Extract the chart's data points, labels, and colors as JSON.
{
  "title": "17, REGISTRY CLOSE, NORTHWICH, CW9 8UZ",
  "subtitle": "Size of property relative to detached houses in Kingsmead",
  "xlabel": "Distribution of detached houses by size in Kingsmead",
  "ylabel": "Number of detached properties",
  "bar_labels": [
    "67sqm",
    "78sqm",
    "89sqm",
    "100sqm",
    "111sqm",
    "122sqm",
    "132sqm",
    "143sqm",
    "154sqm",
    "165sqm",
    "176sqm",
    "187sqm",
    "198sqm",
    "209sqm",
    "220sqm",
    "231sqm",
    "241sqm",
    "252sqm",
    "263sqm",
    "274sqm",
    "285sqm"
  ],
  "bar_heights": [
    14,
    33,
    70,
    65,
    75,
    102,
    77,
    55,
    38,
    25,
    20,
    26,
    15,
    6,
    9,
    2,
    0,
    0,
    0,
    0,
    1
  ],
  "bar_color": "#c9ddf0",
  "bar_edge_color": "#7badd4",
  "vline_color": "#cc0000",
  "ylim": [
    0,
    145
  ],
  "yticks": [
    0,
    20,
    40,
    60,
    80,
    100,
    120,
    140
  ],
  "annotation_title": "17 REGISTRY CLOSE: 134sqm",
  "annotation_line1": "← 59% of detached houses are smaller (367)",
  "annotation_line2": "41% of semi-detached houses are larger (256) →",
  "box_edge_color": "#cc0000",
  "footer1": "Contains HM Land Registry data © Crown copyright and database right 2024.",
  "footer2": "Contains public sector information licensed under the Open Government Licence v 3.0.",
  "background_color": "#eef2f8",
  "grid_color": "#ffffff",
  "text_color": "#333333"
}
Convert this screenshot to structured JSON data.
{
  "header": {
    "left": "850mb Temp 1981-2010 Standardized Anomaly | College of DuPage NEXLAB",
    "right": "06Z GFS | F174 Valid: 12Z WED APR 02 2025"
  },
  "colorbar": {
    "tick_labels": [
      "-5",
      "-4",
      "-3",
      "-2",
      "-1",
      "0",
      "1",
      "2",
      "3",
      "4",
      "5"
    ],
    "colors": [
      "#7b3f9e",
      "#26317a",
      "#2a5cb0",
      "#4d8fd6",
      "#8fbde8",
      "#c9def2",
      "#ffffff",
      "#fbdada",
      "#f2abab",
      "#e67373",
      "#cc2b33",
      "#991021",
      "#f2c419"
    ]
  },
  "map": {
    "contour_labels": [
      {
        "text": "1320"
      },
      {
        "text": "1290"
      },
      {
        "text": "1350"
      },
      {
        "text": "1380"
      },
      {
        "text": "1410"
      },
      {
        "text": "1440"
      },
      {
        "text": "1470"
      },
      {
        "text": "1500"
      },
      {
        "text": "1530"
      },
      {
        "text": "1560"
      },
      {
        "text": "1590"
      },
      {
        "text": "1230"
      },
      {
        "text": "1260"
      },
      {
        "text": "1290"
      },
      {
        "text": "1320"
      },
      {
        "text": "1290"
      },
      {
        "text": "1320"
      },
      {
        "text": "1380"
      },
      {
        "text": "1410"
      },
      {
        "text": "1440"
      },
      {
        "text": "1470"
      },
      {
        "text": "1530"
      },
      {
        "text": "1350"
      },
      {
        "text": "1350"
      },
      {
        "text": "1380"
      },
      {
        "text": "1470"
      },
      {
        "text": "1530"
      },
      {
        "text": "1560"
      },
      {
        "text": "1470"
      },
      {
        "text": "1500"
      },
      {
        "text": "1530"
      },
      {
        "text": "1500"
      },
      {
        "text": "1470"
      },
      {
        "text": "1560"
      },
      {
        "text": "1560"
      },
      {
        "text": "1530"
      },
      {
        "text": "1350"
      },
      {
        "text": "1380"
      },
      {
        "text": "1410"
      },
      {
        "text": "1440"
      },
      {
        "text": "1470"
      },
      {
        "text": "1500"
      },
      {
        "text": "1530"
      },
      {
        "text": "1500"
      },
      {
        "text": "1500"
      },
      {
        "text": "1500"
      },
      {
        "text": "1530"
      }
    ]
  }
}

§

GOAL: Give back all the data exactly as written.

SOLUTION TO THE PROBLEM:
Extract the chart's data points, labels, and colors as JSON.
{
  "title": "17, REGISTRY CLOSE, NORTHWICH, CW9 8UZ",
  "subtitle": "Size of property relative to detached houses in Kingsmead",
  "xlabel": "Distribution of detached houses by size in Kingsmead",
  "ylabel": "Number of detached properties",
  "bar_labels": [
    "67sqm",
    "78sqm",
    "89sqm",
    "100sqm",
    "111sqm",
    "122sqm",
    "132sqm",
    "143sqm",
    "154sqm",
    "165sqm",
    "176sqm",
    "187sqm",
    "198sqm",
    "209sqm",
    "220sqm",
    "231sqm",
    "241sqm",
    "252sqm",
    "263sqm",
    "274sqm",
    "285sqm"
  ],
  "bar_heights": [
    14,
    33,
    70,
    65,
    75,
    102,
    77,
    55,
    38,
    25,
    20,
    26,
    15,
    6,
    9,
    2,
    0,
    0,
    0,
    0,
    1
  ],
  "bar_color": "#c9ddf0",
  "bar_edge_color": "#7badd4",
  "vline_color": "#cc0000",
  "ylim": [
    0,
    145
  ],
  "yticks": [
    0,
    20,
    40,
    60,
    80,
    100,
    120,
    140
  ],
  "annotation_title": "17 REGISTRY CLOSE: 134sqm",
  "annotation_line1": "← 59% of detached houses are smaller (367)",
  "annotation_line2": "41% of semi-detached houses are larger (256) →",
  "box_edge_color": "#cc0000",
  "footer1": "Contains HM Land Registry data © Crown copyright and database right 2024.",
  "footer2": "Contains public sector information licensed under the Open Government Licence v 3.0.",
  "background_color": "#eef2f8",
  "grid_color": "#ffffff",
  "text_color": "#333333"
}
Convert this screenshot to structured JSON data.
{
  "header": {
    "left": "850mb Temp 1981-2010 Standardized Anomaly | College of DuPage NEXLAB",
    "right": "06Z GFS | F174 Valid: 12Z WED APR 02 2025"
  },
  "colorbar": {
    "tick_labels": [
      "-5",
      "-4",
      "-3",
      "-2",
      "-1",
      "0",
      "1",
      "2",
      "3",
      "4",
      "5"
    ],
    "colors": [
      "#7b3f9e",
      "#26317a",
      "#2a5cb0",
      "#4d8fd6",
      "#8fbde8",
      "#c9def2",
      "#ffffff",
      "#fbdada",
      "#f2abab",
      "#e67373",
      "#cc2b33",
      "#991021",
      "#f2c419"
    ]
  },
  "map": {
    "contour_labels": [
      {
        "text": "1320"
      },
      {
        "text": "1290"
      },
      {
        "text": "1350"
      },
      {
        "text": "1380"
      },
      {
        "text": "1410"
      },
      {
        "text": "1440"
      },
      {
        "text": "1470"
      },
      {
        "text": "1500"
      },
      {
        "text": "1530"
      },
      {
        "text": "1560"
      },
      {
        "text": "1590"
      },
      {
        "text": "1230"
      },
      {
        "text": "1260"
      },
      {
        "text": "1290"
      },
      {
        "text": "1320"
      },
      {
        "text": "1290"
      },
      {
        "text": "1320"
      },
      {
        "text": "1380"
      },
      {
        "text": "1410"
      },
      {
        "text": "1440"
      },
      {
        "text": "1470"
      },
      {
        "text": "1530"
      },
      {
        "text": "1350"
      },
      {
        "text": "1350"
      },
      {
        "text": "1380"
      },
      {
        "text": "1470"
      },
      {
        "text": "1530"
      },
      {
        "text": "1560"
      },
      {
        "text": "1470"
      },
      {
        "text": "1500"
      },
      {
        "text": "1530"
      },
      {
        "text": "1500"
      },
      {
        "text": "1470"
      },
      {
        "text": "1560"
      },
      {
        "text": "1560"
      },
      {
        "text": "1530"
      },
      {
        "text": "1350"
      },
      {
        "text": "1380"
      },
      {
        "text": "1410"
      },
      {
        "text": "1440"
      },
      {
        "text": "1470"
      },
      {
        "text": "1500"
      },
      {
        "text": "1530"
      },
      {
        "text": "1500"
      },
      {
        "text": "1500"
      },
      {
        "text": "1500"
      },
      {
        "text": "1530"
      }
    ]
  }
}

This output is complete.